-- Problem to work on --
Your answer should be one number: how many lines of the records hold the string "this".

#####

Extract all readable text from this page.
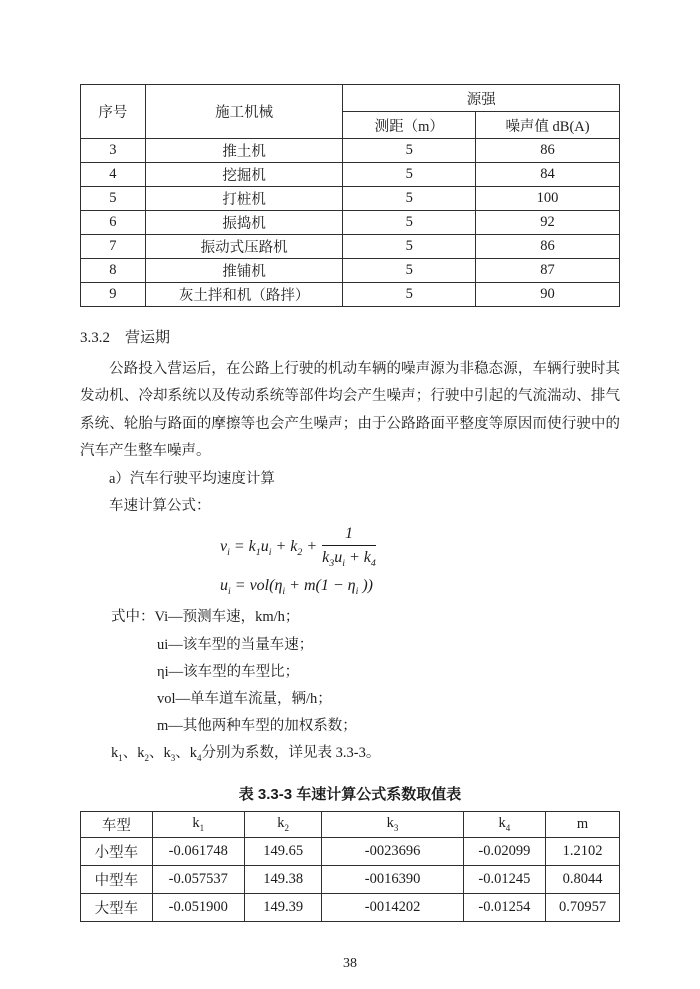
序号	施工机械	源强	
		测距（m）	噪声值 dB(A)
3	推土机	5	86
4	挖掘机	5	84
5	打桩机	5	100
6	振捣机	5	92
7	振动式压路机	5	86
8	推铺机	5	87
9	灰土拌和机（路拌）	5	90
3.3.2　营运期

公路投入营运后，在公路上行驶的机动车辆的噪声源为非稳态源，车辆行驶时其发动机、冷却系统以及传动系统等部件均会产生噪声；行驶中引起的气流湍动、排气系统、轮胎与路面的摩擦等也会产生噪声；由于公路路面平整度等原因而使行驶中的汽车产生整车噪声。

a）汽车行驶平均速度计算

车速计算公式：

$v_i = k_1u_i + k_2 + \frac{1}{k_3u_i + k_4}$
$u_i = vol(\eta_i + m(1 - \eta_i$ ))
式中：Vi—预测车速，km/h；
ui—该车型的当量车速；
ηi—该车型的车型比；
vol—单车道车流量，辆/h；
m—其他两种车型的加权系数；
$k_1$、$k_2$、$k_3$、$k_4$分别为系数，详见表 3.3-3。
表 3.3-3 车速计算公式系数取值表
车型	$k_1$	$k_2$	$k_3$	$k_4$	m
小型车	-0.061748	149.65	-0023696	-0.02099	1.2102
中型车	-0.057537	149.38	-0016390	-0.01245	0.8044
大型车	-0.051900	149.39	-0014202	-0.01254	0.70957
38
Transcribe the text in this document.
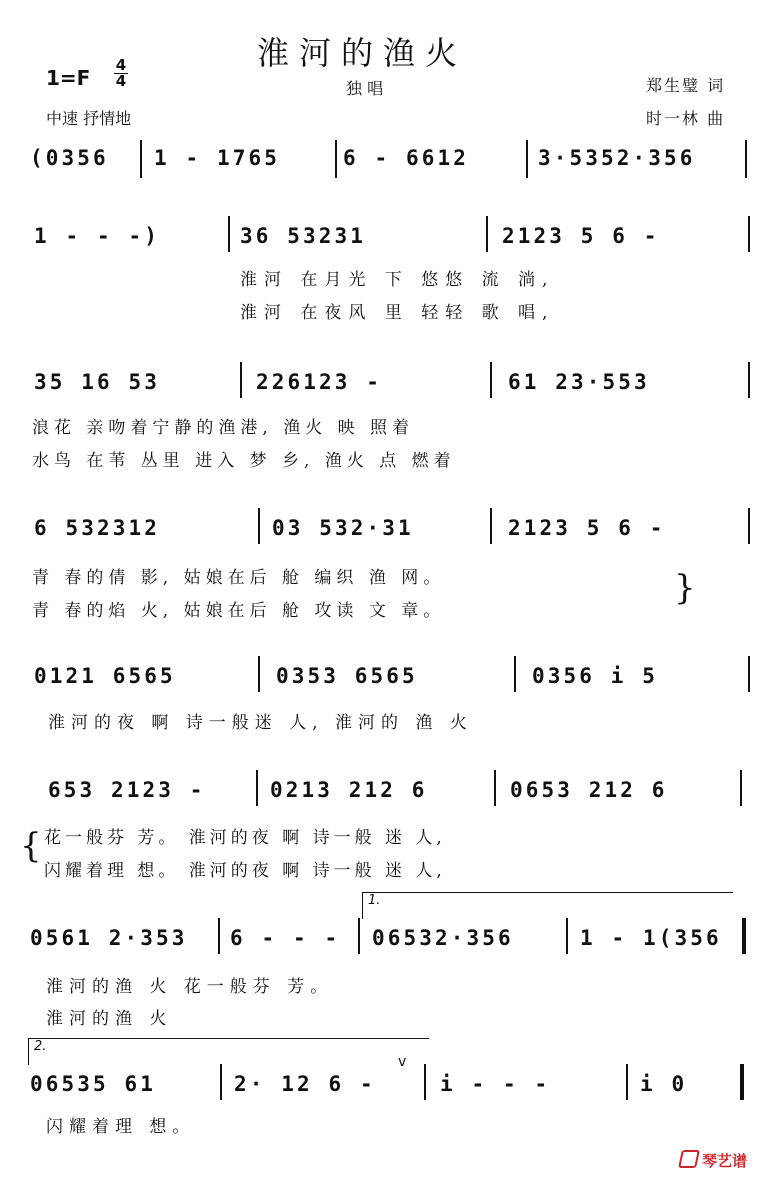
淮河的渔火
$1=F \frac{4}{4}$	独 唱	郑生璧 词
时一林 曲
中速 抒情地
(0356 1 - 1765	6 - 6612	3·5352·356
1 - - -)	36 53231	2123 5 6 -
淮河 在月光 下 悠悠 流 淌,
淮河 在夜风 里 轻轻 歌 唱,
35 16 53	226123 -	61 23·553
浪花 亲吻着宁静的渔港, 渔火 映 照着
水鸟 在苇 丛里 进入 梦 乡, 渔火 点 燃着
6 532312	03 532·31	2123 5 6 -
青 春的倩 影, 姑娘在后 舱 编织 渔 网。
青 春的焰 火, 姑娘在后 舱 攻读 文 章。
}
0121 6565	0353 6565	0356 i 5
淮河的夜 啊 诗一般迷 人, 淮河的 渔 火
653 2123 -	0213 212 6	0653 212 6
{ 花一般芬 芳。 淮河的夜 啊 诗一般 迷 人,
闪耀着理 想。 淮河的夜 啊 诗一般 迷 人,
0561 2·353 6 - - -
1.
06532·356	1 - 1(356
淮河的渔 火 花一般芬 芳。
淮河的渔 火
2.
06535 61	2· 12 6 -
v
i - - -	i 0
闪耀着理 想。
琴艺谱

#####

-- Written reply --
2